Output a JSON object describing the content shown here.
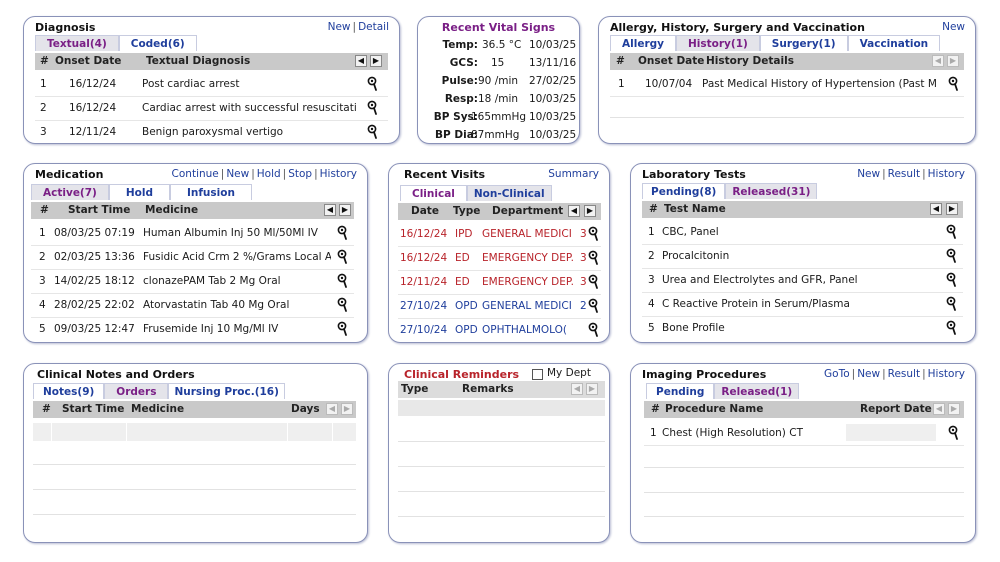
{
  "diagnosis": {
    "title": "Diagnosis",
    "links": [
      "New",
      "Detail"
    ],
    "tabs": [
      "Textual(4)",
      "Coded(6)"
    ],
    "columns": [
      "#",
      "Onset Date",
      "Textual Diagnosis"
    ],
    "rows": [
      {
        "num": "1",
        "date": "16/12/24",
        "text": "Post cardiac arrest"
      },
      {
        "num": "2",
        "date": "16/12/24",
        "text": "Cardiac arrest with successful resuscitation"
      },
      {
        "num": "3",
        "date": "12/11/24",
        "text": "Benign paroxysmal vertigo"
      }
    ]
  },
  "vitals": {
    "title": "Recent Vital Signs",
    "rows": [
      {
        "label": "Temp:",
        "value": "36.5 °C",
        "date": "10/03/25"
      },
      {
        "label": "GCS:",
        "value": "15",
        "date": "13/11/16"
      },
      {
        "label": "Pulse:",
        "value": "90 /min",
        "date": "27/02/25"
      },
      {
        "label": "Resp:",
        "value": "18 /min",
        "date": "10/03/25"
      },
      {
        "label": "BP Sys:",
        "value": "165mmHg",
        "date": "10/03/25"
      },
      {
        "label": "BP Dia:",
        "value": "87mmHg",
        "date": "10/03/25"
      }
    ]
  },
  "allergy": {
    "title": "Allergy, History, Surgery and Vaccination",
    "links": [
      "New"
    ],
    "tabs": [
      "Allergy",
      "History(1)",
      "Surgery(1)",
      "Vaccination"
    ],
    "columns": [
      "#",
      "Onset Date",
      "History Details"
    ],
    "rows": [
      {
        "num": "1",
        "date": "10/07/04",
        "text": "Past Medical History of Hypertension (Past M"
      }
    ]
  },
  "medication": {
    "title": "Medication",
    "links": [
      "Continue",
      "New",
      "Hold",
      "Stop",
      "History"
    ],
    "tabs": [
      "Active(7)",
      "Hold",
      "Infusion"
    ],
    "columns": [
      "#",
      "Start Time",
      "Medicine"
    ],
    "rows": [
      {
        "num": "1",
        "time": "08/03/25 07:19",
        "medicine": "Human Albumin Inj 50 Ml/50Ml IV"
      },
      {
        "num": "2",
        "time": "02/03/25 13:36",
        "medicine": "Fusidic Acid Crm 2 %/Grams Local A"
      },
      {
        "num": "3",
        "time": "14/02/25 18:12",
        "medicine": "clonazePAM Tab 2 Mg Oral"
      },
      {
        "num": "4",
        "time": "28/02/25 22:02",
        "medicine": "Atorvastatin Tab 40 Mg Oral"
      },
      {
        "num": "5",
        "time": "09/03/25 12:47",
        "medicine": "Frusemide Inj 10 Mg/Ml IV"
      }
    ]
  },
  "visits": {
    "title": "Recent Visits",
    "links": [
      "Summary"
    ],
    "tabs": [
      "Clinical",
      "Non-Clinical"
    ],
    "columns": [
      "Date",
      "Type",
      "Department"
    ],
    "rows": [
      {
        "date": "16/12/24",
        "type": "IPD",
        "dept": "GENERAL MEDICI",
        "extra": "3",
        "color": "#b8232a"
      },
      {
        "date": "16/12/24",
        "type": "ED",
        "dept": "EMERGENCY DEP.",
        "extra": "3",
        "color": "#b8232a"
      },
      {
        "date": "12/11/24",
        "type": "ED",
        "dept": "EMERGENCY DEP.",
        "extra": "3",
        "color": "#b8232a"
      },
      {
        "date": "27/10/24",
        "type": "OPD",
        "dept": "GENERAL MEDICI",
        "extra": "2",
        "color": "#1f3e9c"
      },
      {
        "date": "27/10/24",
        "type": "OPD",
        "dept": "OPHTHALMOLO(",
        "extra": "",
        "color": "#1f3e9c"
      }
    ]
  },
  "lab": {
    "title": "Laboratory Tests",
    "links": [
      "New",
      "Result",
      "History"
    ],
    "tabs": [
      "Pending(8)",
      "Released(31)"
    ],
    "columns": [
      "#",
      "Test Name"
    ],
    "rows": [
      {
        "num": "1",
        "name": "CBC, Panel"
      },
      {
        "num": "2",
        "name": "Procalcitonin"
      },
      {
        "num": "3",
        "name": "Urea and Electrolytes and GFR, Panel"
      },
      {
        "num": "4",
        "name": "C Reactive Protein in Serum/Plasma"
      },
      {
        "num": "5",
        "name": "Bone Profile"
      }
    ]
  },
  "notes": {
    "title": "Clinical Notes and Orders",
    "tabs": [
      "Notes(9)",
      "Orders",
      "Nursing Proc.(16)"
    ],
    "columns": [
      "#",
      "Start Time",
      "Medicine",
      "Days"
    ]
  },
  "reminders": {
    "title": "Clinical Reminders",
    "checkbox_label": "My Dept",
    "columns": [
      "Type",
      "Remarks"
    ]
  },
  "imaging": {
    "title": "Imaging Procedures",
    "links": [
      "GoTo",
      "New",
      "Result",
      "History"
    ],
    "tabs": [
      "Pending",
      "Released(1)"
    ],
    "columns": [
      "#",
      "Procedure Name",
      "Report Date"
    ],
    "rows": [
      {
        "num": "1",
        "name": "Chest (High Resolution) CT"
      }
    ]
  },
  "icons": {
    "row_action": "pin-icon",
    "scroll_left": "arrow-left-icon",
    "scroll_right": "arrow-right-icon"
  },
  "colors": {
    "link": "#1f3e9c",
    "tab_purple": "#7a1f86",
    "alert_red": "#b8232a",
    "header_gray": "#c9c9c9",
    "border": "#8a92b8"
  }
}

* * *

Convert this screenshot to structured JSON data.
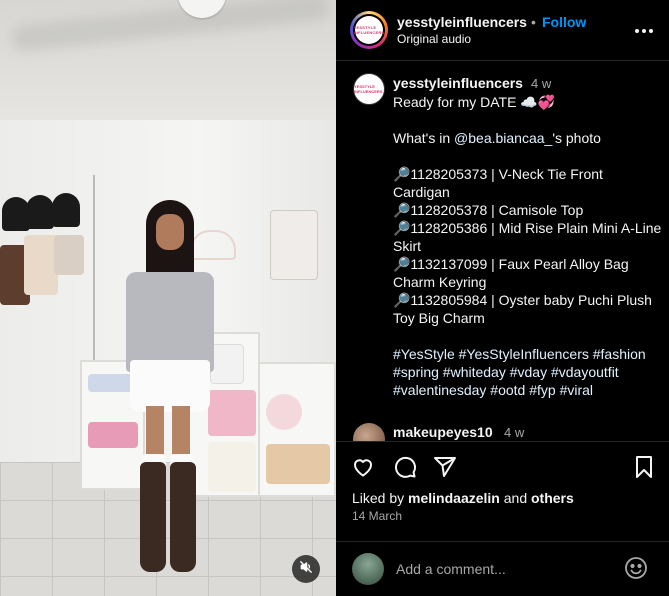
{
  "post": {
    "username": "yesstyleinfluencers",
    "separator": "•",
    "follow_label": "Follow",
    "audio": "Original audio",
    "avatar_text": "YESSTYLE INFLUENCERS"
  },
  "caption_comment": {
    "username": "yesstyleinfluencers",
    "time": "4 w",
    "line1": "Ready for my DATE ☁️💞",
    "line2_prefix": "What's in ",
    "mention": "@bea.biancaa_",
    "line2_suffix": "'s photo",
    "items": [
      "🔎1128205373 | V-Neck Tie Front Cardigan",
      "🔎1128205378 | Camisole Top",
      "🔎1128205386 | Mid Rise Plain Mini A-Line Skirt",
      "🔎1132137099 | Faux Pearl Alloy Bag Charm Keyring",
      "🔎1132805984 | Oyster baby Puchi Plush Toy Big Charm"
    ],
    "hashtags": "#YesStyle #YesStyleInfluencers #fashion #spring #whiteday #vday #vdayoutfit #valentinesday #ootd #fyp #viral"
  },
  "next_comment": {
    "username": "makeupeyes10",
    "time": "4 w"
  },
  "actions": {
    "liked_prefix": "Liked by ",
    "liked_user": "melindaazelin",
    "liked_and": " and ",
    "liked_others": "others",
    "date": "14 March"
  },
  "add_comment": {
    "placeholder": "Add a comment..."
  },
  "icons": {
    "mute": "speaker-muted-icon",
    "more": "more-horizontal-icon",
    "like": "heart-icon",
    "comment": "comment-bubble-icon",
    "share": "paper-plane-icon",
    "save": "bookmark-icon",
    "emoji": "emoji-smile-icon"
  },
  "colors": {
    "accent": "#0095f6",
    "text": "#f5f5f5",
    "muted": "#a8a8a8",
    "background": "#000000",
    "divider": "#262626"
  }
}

* * *

ASSIGNED TASK: All lines above that contain "Recent" are required in the answer.

RESULT:
    "title": "Recent Vital Signs",
    "title": "Recent Visits",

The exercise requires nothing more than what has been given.